> [RECORD LIST]:

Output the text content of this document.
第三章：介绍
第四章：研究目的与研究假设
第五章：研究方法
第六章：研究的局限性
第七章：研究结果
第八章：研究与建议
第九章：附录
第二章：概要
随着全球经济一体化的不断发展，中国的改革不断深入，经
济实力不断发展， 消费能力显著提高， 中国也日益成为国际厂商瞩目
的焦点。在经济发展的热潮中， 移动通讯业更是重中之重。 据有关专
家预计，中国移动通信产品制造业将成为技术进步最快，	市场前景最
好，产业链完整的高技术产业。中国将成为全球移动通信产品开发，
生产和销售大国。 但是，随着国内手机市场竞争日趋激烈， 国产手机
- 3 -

--

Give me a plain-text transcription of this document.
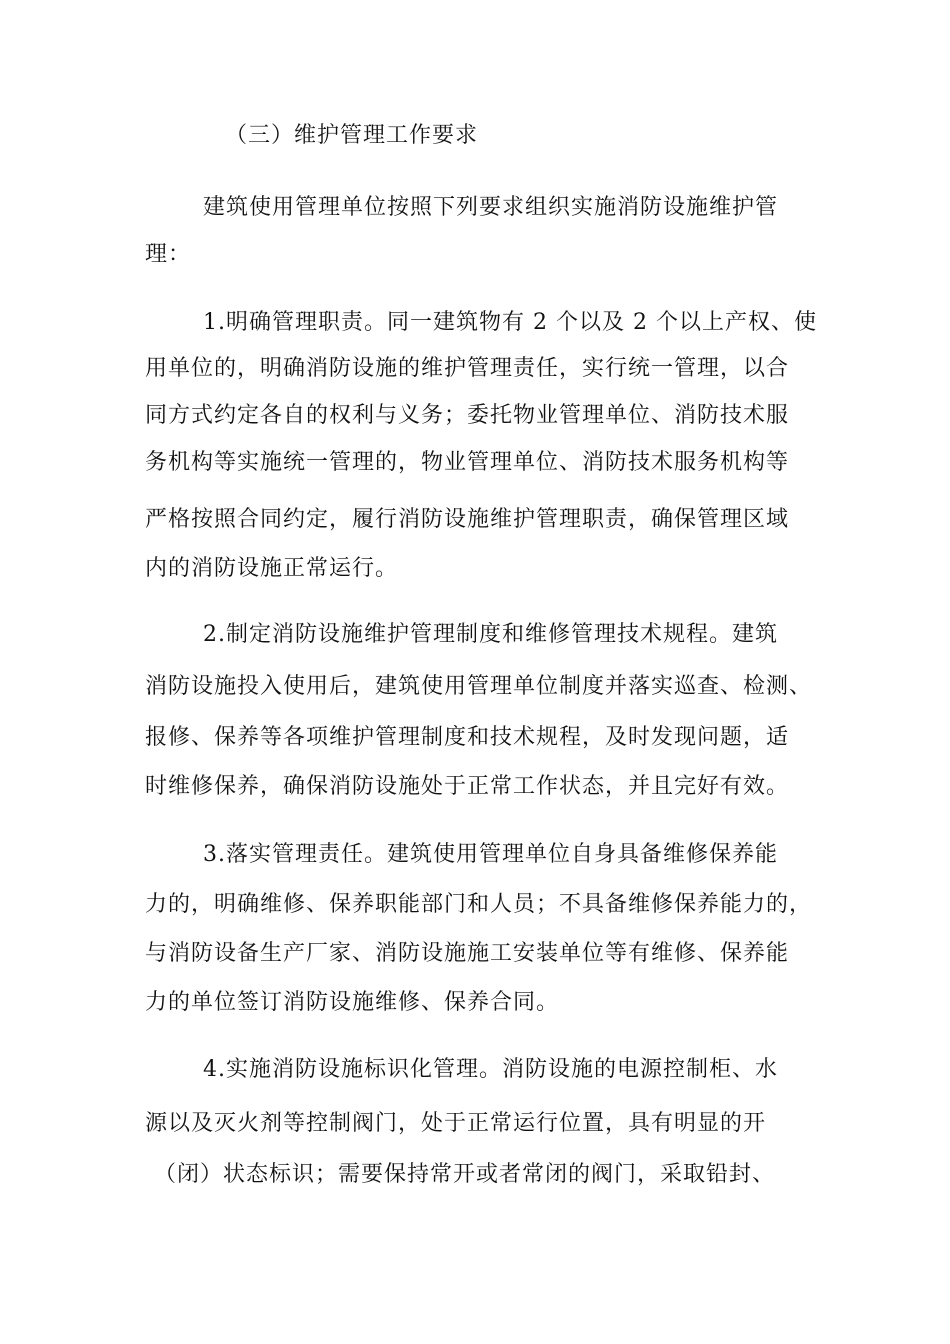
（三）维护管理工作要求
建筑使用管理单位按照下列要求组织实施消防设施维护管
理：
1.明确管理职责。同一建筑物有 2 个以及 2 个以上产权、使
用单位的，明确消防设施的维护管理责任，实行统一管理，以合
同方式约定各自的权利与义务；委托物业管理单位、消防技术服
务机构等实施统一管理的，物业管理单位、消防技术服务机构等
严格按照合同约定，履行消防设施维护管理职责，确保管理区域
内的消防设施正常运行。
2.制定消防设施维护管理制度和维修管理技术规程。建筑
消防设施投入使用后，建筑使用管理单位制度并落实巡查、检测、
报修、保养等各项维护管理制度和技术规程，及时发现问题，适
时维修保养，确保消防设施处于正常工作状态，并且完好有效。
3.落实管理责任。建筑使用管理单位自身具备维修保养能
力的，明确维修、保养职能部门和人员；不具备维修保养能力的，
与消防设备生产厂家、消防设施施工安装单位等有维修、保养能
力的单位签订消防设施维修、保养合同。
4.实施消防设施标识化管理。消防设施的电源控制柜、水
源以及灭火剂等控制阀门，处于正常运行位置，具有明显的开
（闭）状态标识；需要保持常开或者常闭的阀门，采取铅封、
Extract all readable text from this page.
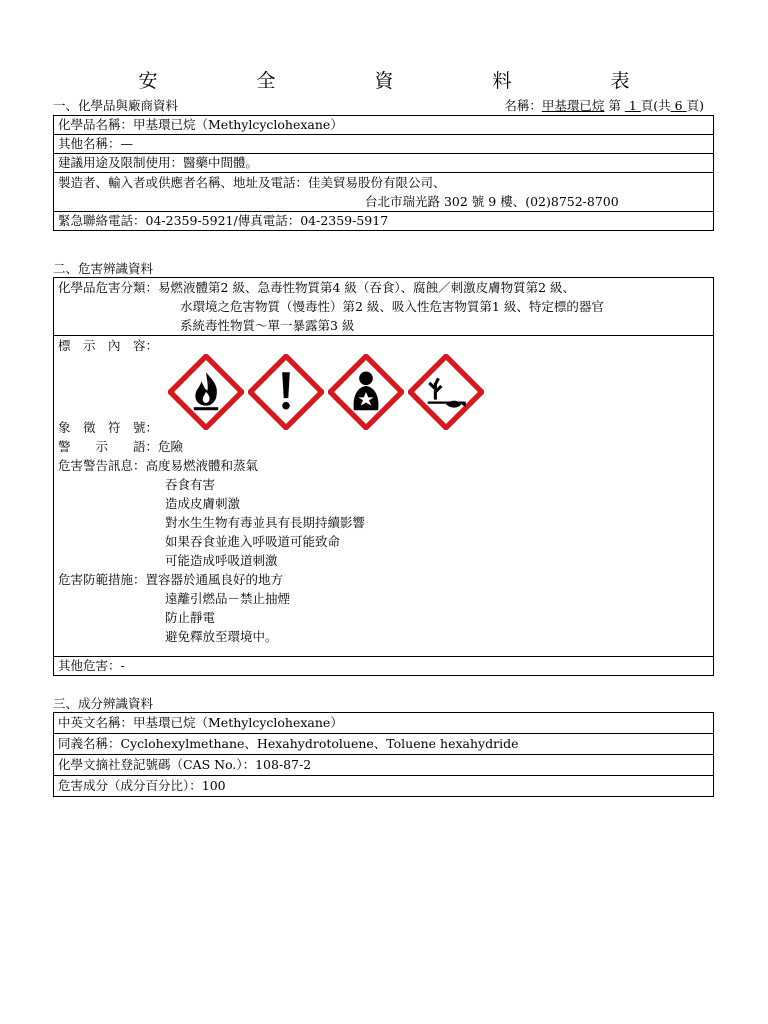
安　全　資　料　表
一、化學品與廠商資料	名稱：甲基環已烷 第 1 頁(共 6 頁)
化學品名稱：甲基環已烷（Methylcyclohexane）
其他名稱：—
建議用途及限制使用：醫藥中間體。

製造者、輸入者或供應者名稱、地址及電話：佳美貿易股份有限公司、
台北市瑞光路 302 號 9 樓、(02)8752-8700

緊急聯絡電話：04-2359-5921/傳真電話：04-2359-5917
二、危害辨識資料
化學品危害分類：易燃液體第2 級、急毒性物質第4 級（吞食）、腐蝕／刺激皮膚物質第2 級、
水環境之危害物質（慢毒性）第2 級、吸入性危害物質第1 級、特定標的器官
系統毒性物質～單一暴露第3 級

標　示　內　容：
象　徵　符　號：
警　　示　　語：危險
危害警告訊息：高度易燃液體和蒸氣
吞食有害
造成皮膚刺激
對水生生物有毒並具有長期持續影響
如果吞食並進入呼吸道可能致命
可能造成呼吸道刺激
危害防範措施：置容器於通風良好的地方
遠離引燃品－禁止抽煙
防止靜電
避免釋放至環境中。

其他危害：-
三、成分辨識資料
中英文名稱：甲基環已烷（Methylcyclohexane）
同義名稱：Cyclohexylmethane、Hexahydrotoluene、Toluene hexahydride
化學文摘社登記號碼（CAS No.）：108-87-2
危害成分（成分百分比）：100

---

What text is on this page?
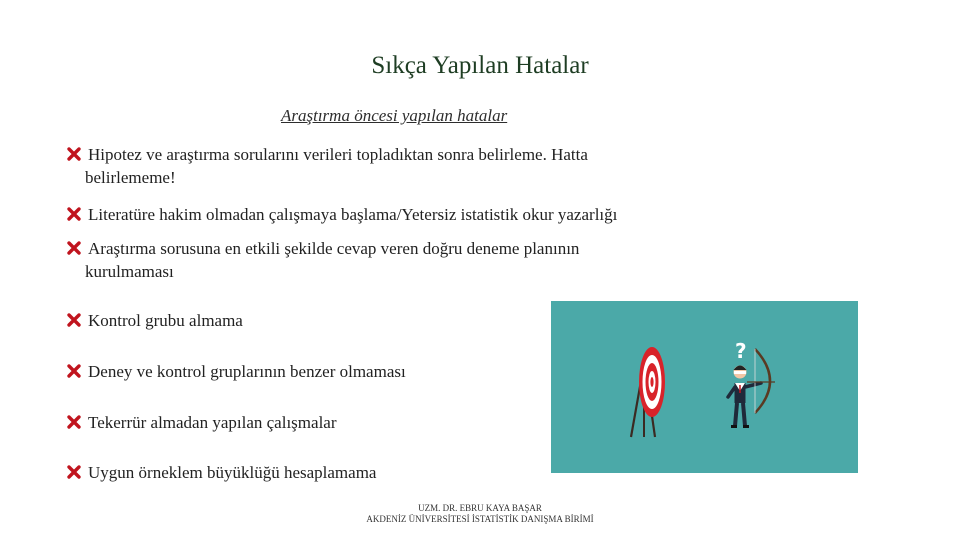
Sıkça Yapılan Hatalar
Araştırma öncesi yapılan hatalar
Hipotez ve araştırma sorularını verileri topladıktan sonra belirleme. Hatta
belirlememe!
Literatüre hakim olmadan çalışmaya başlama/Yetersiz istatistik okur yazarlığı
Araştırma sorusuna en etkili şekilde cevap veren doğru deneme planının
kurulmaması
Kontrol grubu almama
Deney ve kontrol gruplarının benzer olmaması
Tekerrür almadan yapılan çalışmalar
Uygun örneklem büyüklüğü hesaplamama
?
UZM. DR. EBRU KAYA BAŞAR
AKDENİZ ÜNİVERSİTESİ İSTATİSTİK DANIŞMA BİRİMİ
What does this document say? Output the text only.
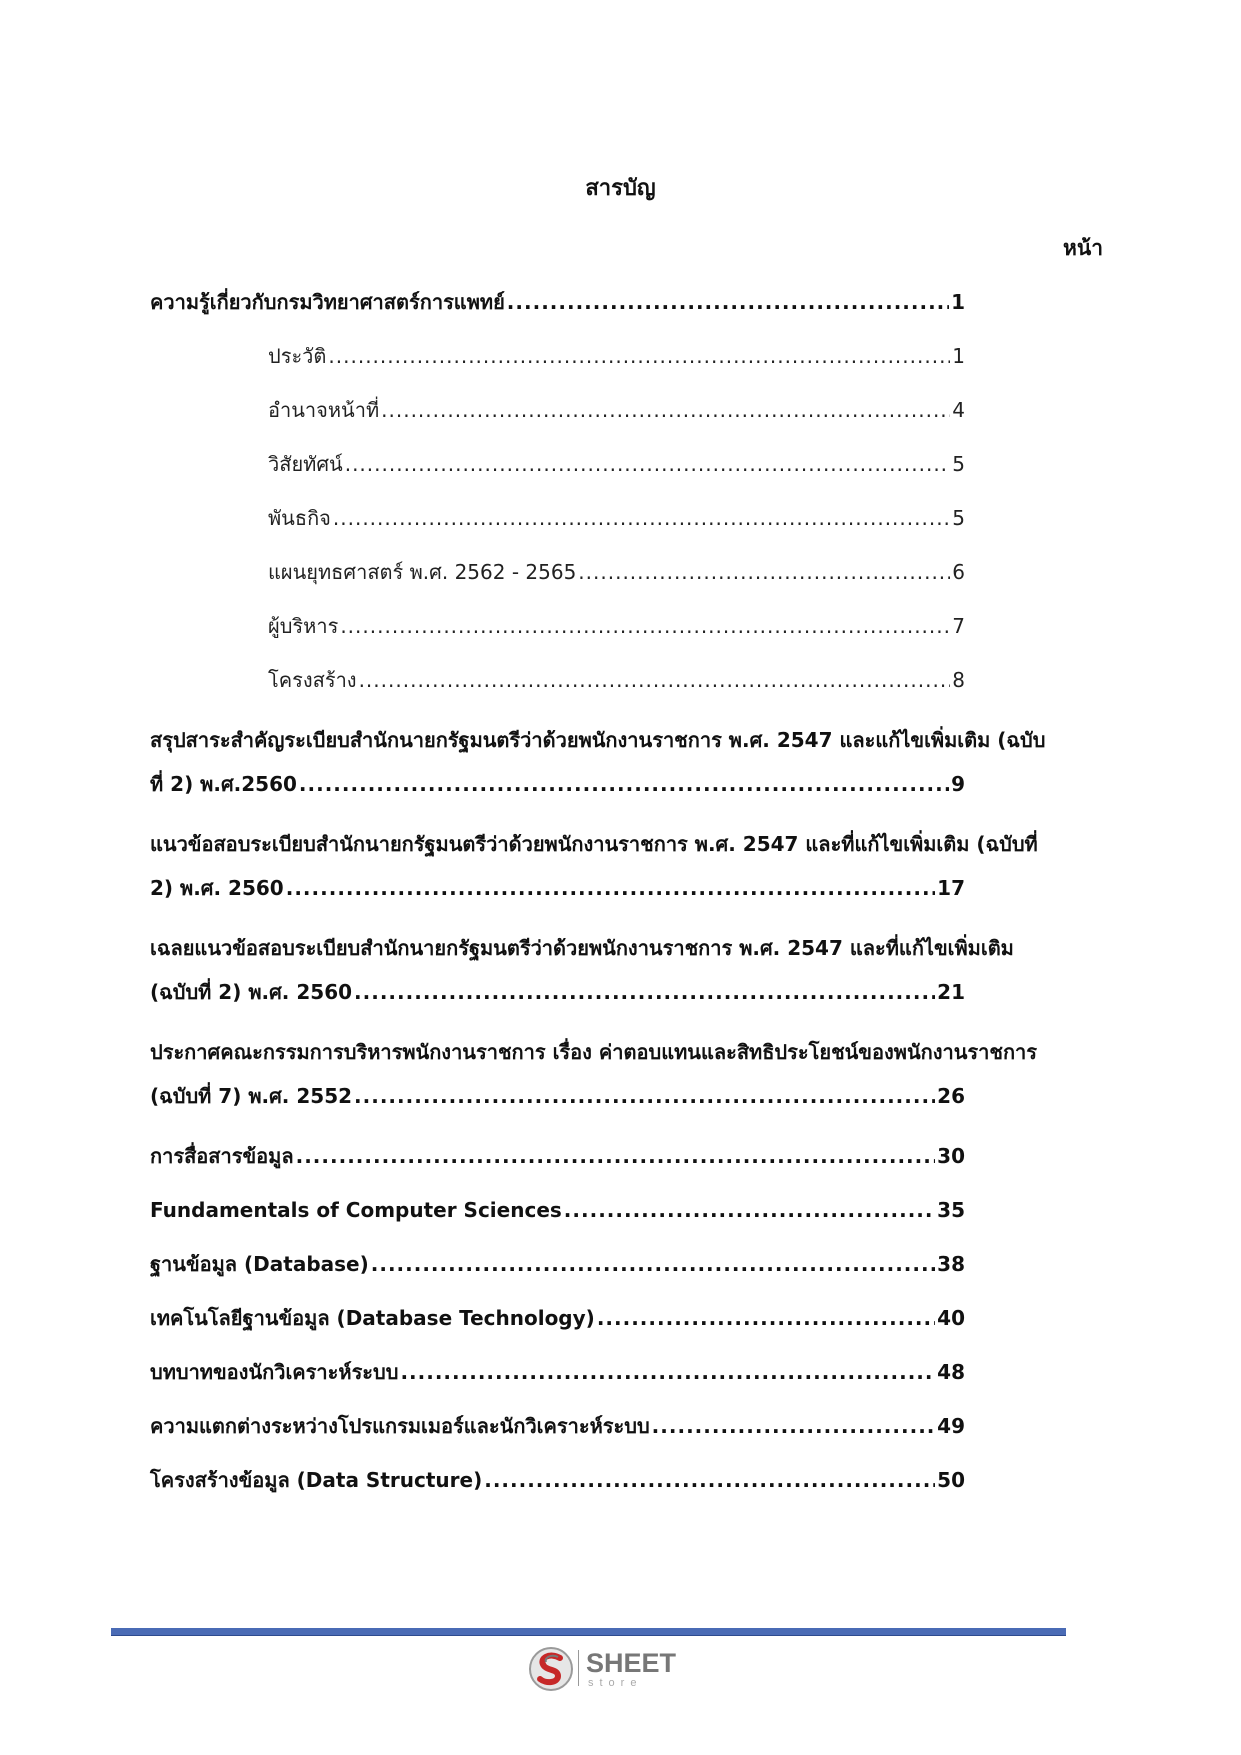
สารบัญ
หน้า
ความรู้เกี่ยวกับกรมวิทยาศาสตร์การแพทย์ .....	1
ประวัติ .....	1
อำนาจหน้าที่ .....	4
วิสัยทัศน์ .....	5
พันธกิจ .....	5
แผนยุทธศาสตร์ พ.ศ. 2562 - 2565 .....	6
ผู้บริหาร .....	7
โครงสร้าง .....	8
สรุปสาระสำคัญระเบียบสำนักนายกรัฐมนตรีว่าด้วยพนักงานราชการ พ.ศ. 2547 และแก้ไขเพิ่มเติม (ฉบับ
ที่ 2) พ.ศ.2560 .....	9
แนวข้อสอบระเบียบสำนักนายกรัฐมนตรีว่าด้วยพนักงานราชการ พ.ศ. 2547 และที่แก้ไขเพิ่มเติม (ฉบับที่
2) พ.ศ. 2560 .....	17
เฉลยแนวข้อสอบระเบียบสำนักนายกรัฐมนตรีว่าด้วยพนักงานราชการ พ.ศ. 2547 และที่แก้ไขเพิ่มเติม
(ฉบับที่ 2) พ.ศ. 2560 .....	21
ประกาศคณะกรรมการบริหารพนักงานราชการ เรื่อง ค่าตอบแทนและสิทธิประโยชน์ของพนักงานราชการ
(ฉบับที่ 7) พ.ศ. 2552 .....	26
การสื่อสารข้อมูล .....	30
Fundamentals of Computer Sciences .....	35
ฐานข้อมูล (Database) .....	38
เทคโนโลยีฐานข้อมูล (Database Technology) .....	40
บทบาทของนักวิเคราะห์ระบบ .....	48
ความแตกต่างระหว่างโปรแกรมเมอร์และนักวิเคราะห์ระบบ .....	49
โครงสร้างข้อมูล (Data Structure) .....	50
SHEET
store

> [EXERCISE INSTRUCTIONS]: Say how many lines in the listing above include "this". Give nothing but the number.

> [RESULT BELOW]: 5